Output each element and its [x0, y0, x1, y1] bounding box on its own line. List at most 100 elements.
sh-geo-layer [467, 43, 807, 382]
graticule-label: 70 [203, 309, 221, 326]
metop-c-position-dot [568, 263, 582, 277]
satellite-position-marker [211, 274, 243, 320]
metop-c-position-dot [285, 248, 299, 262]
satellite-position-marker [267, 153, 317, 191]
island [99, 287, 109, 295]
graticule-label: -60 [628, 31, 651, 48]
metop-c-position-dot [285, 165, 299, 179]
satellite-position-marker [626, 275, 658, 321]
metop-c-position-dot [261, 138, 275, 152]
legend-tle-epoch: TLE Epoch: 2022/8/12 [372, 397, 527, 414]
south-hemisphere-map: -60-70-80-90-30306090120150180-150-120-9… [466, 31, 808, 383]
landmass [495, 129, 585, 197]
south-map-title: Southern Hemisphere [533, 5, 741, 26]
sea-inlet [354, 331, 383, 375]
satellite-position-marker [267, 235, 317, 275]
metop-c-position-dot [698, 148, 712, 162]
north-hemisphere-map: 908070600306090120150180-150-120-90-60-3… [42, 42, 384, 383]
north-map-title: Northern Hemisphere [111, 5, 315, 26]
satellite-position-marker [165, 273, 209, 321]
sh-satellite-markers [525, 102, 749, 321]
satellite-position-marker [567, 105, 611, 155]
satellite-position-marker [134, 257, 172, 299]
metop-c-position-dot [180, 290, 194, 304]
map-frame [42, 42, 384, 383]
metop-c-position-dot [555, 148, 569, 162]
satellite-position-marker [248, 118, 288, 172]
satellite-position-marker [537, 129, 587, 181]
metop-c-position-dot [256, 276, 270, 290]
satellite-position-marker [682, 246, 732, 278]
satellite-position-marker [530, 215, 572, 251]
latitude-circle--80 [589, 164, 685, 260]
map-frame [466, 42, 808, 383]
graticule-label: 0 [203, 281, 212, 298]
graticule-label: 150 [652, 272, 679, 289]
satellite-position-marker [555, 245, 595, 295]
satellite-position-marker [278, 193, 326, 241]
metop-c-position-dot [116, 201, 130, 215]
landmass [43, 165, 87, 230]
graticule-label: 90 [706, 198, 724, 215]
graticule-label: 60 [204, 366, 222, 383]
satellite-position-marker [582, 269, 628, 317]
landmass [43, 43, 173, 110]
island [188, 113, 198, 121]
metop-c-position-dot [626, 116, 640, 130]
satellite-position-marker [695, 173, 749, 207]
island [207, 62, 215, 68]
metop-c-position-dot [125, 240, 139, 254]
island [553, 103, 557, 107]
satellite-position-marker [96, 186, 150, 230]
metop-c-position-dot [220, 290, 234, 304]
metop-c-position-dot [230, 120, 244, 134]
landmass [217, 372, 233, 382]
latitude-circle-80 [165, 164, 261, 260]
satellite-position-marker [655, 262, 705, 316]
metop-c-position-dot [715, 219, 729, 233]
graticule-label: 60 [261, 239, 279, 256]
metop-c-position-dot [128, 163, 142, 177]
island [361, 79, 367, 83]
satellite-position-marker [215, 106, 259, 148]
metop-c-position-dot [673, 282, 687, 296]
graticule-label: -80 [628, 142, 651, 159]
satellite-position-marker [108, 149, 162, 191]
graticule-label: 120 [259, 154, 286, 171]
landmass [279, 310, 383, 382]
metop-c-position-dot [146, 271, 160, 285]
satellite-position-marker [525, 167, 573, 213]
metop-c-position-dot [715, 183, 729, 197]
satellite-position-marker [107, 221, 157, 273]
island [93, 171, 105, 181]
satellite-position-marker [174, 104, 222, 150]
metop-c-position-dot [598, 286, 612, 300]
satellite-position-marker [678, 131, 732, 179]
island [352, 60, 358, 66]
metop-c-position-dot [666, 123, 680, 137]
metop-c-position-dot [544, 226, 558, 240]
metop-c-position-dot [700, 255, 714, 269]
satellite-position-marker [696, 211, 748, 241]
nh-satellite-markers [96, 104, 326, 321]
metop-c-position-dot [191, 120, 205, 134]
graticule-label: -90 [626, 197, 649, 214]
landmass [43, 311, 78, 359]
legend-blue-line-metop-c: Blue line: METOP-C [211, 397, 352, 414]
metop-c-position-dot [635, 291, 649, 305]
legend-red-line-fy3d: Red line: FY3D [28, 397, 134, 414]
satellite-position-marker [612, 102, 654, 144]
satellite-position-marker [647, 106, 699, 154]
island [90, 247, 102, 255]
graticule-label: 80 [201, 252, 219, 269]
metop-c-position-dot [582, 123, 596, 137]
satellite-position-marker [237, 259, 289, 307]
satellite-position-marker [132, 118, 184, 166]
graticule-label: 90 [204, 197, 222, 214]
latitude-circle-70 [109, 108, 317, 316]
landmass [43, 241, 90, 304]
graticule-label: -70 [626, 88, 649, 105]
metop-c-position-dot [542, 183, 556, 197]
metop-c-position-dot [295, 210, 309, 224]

Given request: Reproduce verbatim the part of the entries that runs from their first line through the line containing "satellite-position-marker [267, 235, 317, 275]", including both of those lines.

Solution for this problem:
Output each element and its [x0, y0, x1, y1] bounding box on its own line. List at most 100 elements.
sh-geo-layer [467, 43, 807, 382]
graticule-label: 70 [203, 309, 221, 326]
metop-c-position-dot [568, 263, 582, 277]
satellite-position-marker [211, 274, 243, 320]
metop-c-position-dot [285, 248, 299, 262]
satellite-position-marker [267, 153, 317, 191]
island [99, 287, 109, 295]
graticule-label: -60 [628, 31, 651, 48]
metop-c-position-dot [285, 165, 299, 179]
satellite-position-marker [626, 275, 658, 321]
metop-c-position-dot [261, 138, 275, 152]
legend-tle-epoch: TLE Epoch: 2022/8/12 [372, 397, 527, 414]
south-hemisphere-map: -60-70-80-90-30306090120150180-150-120-9… [466, 31, 808, 383]
landmass [495, 129, 585, 197]
south-map-title: Southern Hemisphere [533, 5, 741, 26]
sea-inlet [354, 331, 383, 375]
satellite-position-marker [267, 235, 317, 275]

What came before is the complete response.